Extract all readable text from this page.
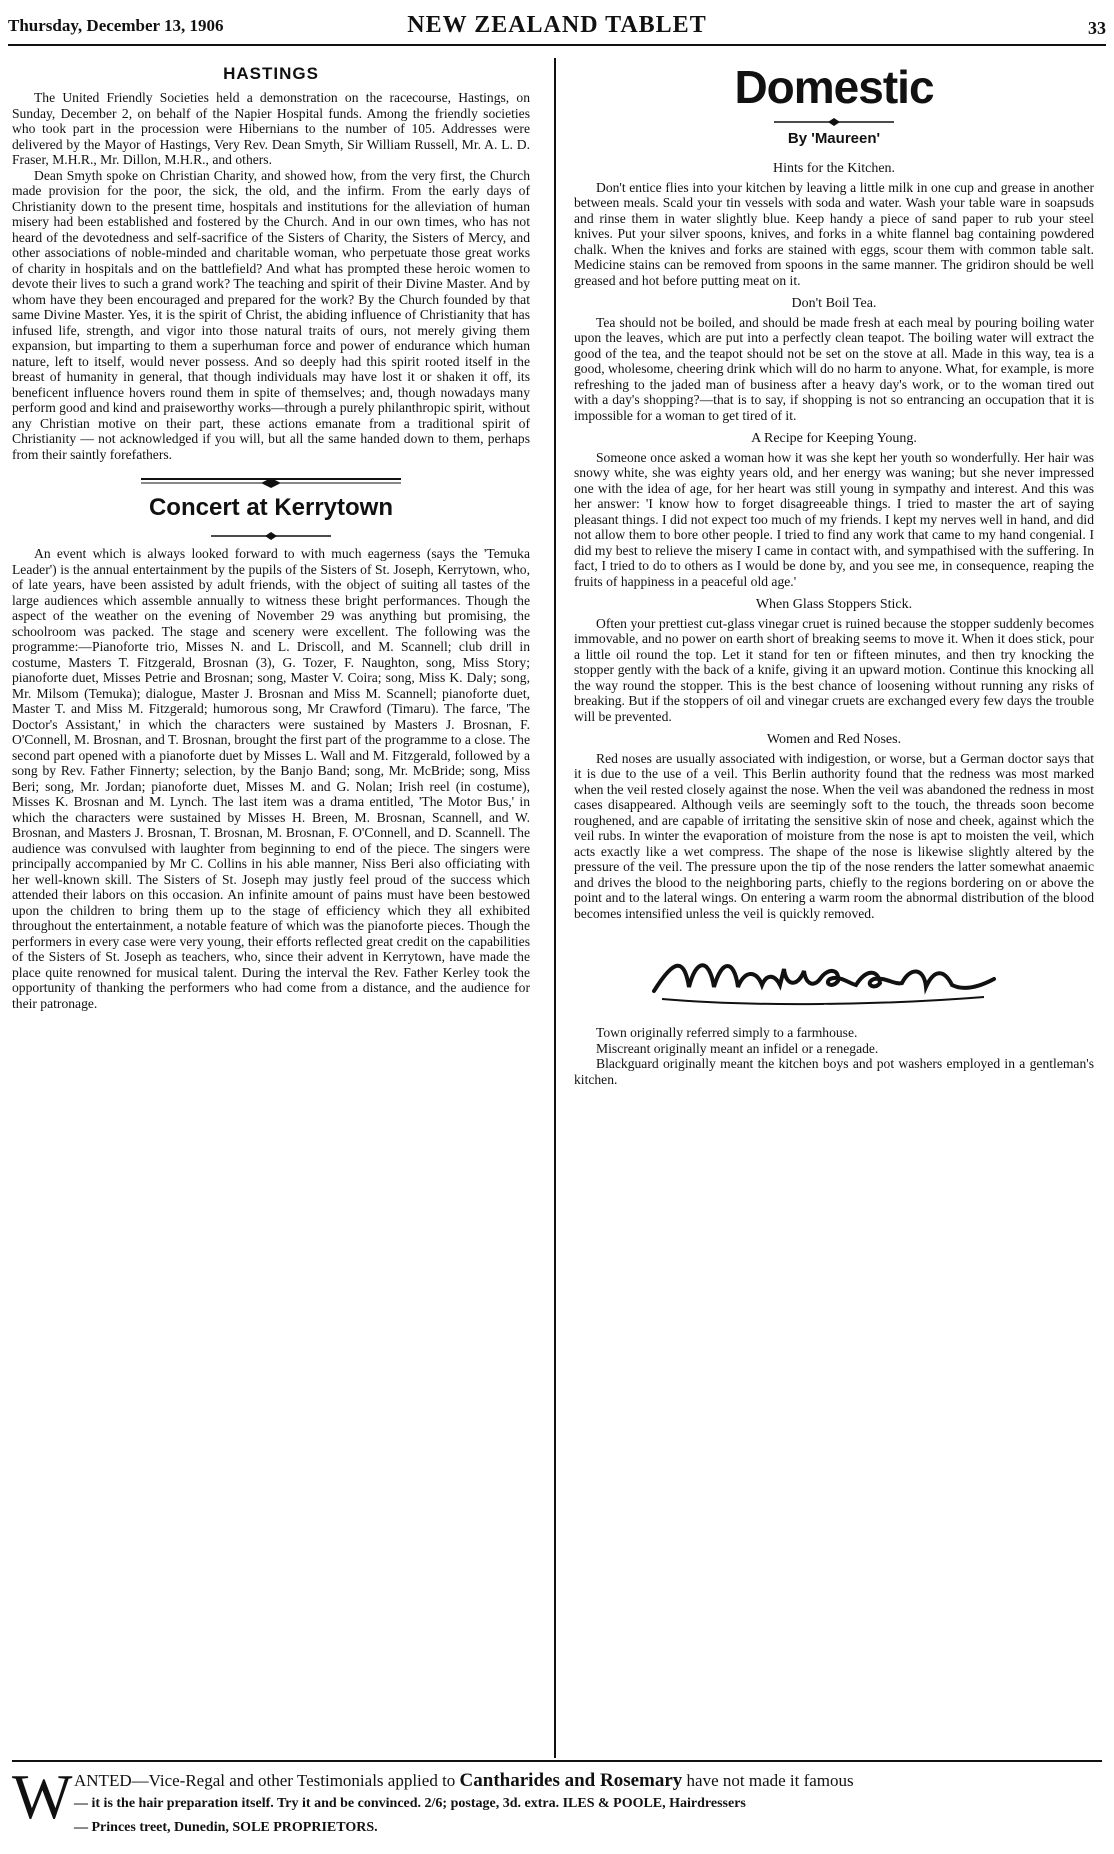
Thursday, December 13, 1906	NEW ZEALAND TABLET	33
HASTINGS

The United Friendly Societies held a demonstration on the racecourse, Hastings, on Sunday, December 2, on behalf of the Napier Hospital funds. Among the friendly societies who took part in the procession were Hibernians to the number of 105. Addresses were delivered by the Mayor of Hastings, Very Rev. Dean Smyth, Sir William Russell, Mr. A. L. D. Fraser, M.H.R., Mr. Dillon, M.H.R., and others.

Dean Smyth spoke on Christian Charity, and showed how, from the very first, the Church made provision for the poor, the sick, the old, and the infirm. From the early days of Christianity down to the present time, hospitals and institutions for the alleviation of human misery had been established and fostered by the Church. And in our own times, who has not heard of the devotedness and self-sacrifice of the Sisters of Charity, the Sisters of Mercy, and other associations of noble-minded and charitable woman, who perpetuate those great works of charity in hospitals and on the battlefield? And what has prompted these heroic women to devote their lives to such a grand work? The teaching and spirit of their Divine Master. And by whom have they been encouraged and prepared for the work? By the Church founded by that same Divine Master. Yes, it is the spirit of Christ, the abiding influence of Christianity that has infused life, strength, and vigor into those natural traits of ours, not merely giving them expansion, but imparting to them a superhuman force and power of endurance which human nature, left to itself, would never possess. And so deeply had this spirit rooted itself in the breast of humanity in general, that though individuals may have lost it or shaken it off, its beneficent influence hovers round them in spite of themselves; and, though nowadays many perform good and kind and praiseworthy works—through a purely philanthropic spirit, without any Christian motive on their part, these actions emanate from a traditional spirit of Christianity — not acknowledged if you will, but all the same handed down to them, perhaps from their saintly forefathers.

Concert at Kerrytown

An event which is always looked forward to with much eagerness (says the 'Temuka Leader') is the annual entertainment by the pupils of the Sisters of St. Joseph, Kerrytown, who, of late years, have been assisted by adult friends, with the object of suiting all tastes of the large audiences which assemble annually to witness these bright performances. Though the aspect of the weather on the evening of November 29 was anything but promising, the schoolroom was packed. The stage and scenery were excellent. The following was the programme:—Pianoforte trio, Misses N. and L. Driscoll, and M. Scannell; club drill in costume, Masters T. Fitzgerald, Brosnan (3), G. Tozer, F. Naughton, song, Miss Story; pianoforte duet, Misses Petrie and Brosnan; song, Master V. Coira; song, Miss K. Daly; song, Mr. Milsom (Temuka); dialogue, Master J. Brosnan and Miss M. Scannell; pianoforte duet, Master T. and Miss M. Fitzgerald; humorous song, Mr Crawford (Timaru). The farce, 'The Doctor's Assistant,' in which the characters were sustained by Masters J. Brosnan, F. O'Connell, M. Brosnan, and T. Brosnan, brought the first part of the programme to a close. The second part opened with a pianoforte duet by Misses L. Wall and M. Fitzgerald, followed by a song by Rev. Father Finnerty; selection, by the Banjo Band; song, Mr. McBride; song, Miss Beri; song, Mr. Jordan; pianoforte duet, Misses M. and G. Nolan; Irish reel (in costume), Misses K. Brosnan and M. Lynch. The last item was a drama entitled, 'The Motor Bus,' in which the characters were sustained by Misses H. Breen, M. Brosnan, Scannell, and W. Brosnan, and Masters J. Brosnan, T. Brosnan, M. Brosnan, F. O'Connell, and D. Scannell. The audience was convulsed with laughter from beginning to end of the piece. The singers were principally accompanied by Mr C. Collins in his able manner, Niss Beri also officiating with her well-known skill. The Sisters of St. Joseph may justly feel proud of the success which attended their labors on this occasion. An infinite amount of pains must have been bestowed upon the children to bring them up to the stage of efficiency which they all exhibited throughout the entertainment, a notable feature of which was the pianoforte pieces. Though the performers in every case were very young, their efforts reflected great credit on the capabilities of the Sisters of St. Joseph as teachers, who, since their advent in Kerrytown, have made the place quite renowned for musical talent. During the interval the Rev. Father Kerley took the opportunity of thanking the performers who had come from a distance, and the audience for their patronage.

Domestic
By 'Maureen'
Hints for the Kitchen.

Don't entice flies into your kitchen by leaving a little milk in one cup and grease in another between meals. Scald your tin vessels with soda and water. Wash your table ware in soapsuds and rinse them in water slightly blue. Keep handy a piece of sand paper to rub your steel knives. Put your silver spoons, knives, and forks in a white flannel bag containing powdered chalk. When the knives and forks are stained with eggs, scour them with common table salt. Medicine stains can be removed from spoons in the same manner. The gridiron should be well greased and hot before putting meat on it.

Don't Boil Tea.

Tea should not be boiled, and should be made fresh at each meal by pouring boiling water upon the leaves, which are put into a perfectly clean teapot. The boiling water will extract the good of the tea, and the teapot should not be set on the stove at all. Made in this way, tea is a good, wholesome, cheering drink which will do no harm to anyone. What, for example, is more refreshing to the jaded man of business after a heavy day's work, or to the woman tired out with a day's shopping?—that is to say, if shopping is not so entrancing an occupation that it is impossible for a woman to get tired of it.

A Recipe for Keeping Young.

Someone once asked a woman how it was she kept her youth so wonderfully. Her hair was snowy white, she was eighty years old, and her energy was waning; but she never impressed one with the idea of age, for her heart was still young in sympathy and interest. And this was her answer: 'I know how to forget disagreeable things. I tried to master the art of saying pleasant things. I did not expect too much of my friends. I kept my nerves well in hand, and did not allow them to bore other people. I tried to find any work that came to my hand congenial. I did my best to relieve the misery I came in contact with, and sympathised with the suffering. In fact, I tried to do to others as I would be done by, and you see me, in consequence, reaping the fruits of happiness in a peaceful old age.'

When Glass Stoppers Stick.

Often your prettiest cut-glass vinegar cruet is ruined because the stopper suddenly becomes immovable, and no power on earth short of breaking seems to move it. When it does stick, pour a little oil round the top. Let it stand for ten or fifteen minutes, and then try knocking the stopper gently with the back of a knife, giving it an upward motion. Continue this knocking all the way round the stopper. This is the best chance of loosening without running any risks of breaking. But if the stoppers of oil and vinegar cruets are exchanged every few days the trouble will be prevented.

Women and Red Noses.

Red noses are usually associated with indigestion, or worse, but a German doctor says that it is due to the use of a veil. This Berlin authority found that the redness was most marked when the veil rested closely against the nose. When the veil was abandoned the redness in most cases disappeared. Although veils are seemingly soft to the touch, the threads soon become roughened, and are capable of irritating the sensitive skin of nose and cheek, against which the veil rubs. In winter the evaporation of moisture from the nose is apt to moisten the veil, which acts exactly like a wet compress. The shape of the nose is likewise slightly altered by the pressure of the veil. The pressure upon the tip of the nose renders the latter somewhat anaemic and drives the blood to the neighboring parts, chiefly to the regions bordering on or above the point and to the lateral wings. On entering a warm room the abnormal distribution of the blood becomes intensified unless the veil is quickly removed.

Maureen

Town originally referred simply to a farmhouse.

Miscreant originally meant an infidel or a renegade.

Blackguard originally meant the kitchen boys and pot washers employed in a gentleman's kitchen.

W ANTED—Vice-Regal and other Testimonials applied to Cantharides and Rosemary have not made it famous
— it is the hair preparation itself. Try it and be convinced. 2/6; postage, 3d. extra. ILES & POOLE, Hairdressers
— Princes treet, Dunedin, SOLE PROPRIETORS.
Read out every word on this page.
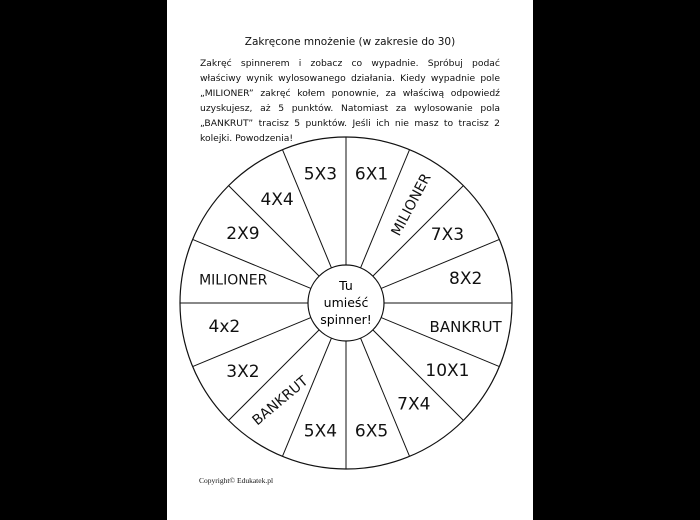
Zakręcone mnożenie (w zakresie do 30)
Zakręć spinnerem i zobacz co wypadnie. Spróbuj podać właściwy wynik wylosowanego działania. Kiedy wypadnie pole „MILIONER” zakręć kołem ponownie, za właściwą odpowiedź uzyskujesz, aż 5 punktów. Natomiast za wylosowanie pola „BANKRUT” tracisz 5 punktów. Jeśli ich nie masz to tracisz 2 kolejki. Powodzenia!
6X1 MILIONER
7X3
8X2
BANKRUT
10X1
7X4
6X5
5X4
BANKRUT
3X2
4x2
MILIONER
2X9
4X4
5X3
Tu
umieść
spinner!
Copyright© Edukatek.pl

##########

## What you are asked to do
Transcribe the material exactly, leaving every picture out.

## Task solution
Extract all readable text from this page.
Thursday, December 13, 1906	NEW ZEALAND TABLET	33
HASTINGS

The United Friendly Societies held a demonstration on the racecourse, Hastings, on Sunday, December 2, on behalf of the Napier Hospital funds. Among the friendly societies who took part in the procession were Hibernians to the number of 105. Addresses were delivered by the Mayor of Hastings, Very Rev. Dean Smyth, Sir William Russell, Mr. A. L. D. Fraser, M.H.R., Mr. Dillon, M.H.R., and others.

Dean Smyth spoke on Christian Charity, and showed how, from the very first, the Church made provision for the poor, the sick, the old, and the infirm. From the early days of Christianity down to the present time, hospitals and institutions for the alleviation of human misery had been established and fostered by the Church. And in our own times, who has not heard of the devotedness and self-sacrifice of the Sisters of Charity, the Sisters of Mercy, and other associations of noble-minded and charitable woman, who perpetuate those great works of charity in hospitals and on the battlefield? And what has prompted these heroic women to devote their lives to such a grand work? The teaching and spirit of their Divine Master. And by whom have they been encouraged and prepared for the work? By the Church founded by that same Divine Master. Yes, it is the spirit of Christ, the abiding influence of Christianity that has infused life, strength, and vigor into those natural traits of ours, not merely giving them expansion, but imparting to them a superhuman force and power of endurance which human nature, left to itself, would never possess. And so deeply had this spirit rooted itself in the breast of humanity in general, that though individuals may have lost it or shaken it off, its beneficent influence hovers round them in spite of themselves; and, though nowadays many perform good and kind and praiseworthy works—through a purely philanthropic spirit, without any Christian motive on their part, these actions emanate from a traditional spirit of Christianity — not acknowledged if you will, but all the same handed down to them, perhaps from their saintly forefathers.

Concert at Kerrytown

An event which is always looked forward to with much eagerness (says the 'Temuka Leader') is the annual entertainment by the pupils of the Sisters of St. Joseph, Kerrytown, who, of late years, have been assisted by adult friends, with the object of suiting all tastes of the large audiences which assemble annually to witness these bright performances. Though the aspect of the weather on the evening of November 29 was anything but promising, the schoolroom was packed. The stage and scenery were excellent. The following was the programme:—Pianoforte trio, Misses N. and L. Driscoll, and M. Scannell; club drill in costume, Masters T. Fitzgerald, Brosnan (3), G. Tozer, F. Naughton, song, Miss Story; pianoforte duet, Misses Petrie and Brosnan; song, Master V. Coira; song, Miss K. Daly; song, Mr. Milsom (Temuka); dialogue, Master J. Brosnan and Miss M. Scannell; pianoforte duet, Master T. and Miss M. Fitzgerald; humorous song, Mr Crawford (Timaru). The farce, 'The Doctor's Assistant,' in which the characters were sustained by Masters J. Brosnan, F. O'Connell, M. Brosnan, and T. Brosnan, brought the first part of the programme to a close. The second part opened with a pianoforte duet by Misses L. Wall and M. Fitzgerald, followed by a song by Rev. Father Finnerty; selection, by the Banjo Band; song, Mr. McBride; song, Miss Beri; song, Mr. Jordan; pianoforte duet, Misses M. and G. Nolan; Irish reel (in costume), Misses K. Brosnan and M. Lynch. The last item was a drama entitled, 'The Motor Bus,' in which the characters were sustained by Misses H. Breen, M. Brosnan, Scannell, and W. Brosnan, and Masters J. Brosnan, T. Brosnan, M. Brosnan, F. O'Connell, and D. Scannell. The audience was convulsed with laughter from beginning to end of the piece. The singers were principally accompanied by Mr C. Collins in his able manner, Niss Beri also officiating with her well-known skill. The Sisters of St. Joseph may justly feel proud of the success which attended their labors on this occasion. An infinite amount of pains must have been bestowed upon the children to bring them up to the stage of efficiency which they all exhibited throughout the entertainment, a notable feature of which was the pianoforte pieces. Though the performers in every case were very young, their efforts reflected great credit on the capabilities of the Sisters of St. Joseph as teachers, who, since their advent in Kerrytown, have made the place quite renowned for musical talent. During the interval the Rev. Father Kerley took the opportunity of thanking the performers who had come from a distance, and the audience for their patronage.

Domestic
By 'Maureen'
Hints for the Kitchen.

Don't entice flies into your kitchen by leaving a little milk in one cup and grease in another between meals. Scald your tin vessels with soda and water. Wash your table ware in soapsuds and rinse them in water slightly blue. Keep handy a piece of sand paper to rub your steel knives. Put your silver spoons, knives, and forks in a white flannel bag containing powdered chalk. When the knives and forks are stained with eggs, scour them with common table salt. Medicine stains can be removed from spoons in the same manner. The gridiron should be well greased and hot before putting meat on it.

Don't Boil Tea.

Tea should not be boiled, and should be made fresh at each meal by pouring boiling water upon the leaves, which are put into a perfectly clean teapot. The boiling water will extract the good of the tea, and the teapot should not be set on the stove at all. Made in this way, tea is a good, wholesome, cheering drink which will do no harm to anyone. What, for example, is more refreshing to the jaded man of business after a heavy day's work, or to the woman tired out with a day's shopping?—that is to say, if shopping is not so entrancing an occupation that it is impossible for a woman to get tired of it.

A Recipe for Keeping Young.

Someone once asked a woman how it was she kept her youth so wonderfully. Her hair was snowy white, she was eighty years old, and her energy was waning; but she never impressed one with the idea of age, for her heart was still young in sympathy and interest. And this was her answer: 'I know how to forget disagreeable things. I tried to master the art of saying pleasant things. I did not expect too much of my friends. I kept my nerves well in hand, and did not allow them to bore other people. I tried to find any work that came to my hand congenial. I did my best to relieve the misery I came in contact with, and sympathised with the suffering. In fact, I tried to do to others as I would be done by, and you see me, in consequence, reaping the fruits of happiness in a peaceful old age.'

When Glass Stoppers Stick.

Often your prettiest cut-glass vinegar cruet is ruined because the stopper suddenly becomes immovable, and no power on earth short of breaking seems to move it. When it does stick, pour a little oil round the top. Let it stand for ten or fifteen minutes, and then try knocking the stopper gently with the back of a knife, giving it an upward motion. Continue this knocking all the way round the stopper. This is the best chance of loosening without running any risks of breaking. But if the stoppers of oil and vinegar cruets are exchanged every few days the trouble will be prevented.

Women and Red Noses.

Red noses are usually associated with indigestion, or worse, but a German doctor says that it is due to the use of a veil. This Berlin authority found that the redness was most marked when the veil rested closely against the nose. When the veil was abandoned the redness in most cases disappeared. Although veils are seemingly soft to the touch, the threads soon become roughened, and are capable of irritating the sensitive skin of nose and cheek, against which the veil rubs. In winter the evaporation of moisture from the nose is apt to moisten the veil, which acts exactly like a wet compress. The shape of the nose is likewise slightly altered by the pressure of the veil. The pressure upon the tip of the nose renders the latter somewhat anaemic and drives the blood to the neighboring parts, chiefly to the regions bordering on or above the point and to the lateral wings. On entering a warm room the abnormal distribution of the blood becomes intensified unless the veil is quickly removed.

Maureen

Town originally referred simply to a farmhouse.

Miscreant originally meant an infidel or a renegade.

Blackguard originally meant the kitchen boys and pot washers employed in a gentleman's kitchen.

W ANTED—Vice-Regal and other Testimonials applied to Cantharides and Rosemary have not made it famous
— it is the hair preparation itself. Try it and be convinced. 2/6; postage, 3d. extra. ILES & POOLE, Hairdressers
— Princes treet, Dunedin, SOLE PROPRIETORS.
Read out every word on this page.
Zakręcone mnożenie (w zakresie do 30)
Zakręć spinnerem i zobacz co wypadnie. Spróbuj podać właściwy wynik wylosowanego działania. Kiedy wypadnie pole „MILIONER” zakręć kołem ponownie, za właściwą odpowiedź uzyskujesz, aż 5 punktów. Natomiast za wylosowanie pola „BANKRUT” tracisz 5 punktów. Jeśli ich nie masz to tracisz 2 kolejki. Powodzenia!
6X1 MILIONER
7X3
8X2
BANKRUT
10X1
7X4
6X5
5X4
BANKRUT
3X2
4x2
MILIONER
2X9
4X4
5X3
Tu
umieść
spinner!
Copyright© Edukatek.pl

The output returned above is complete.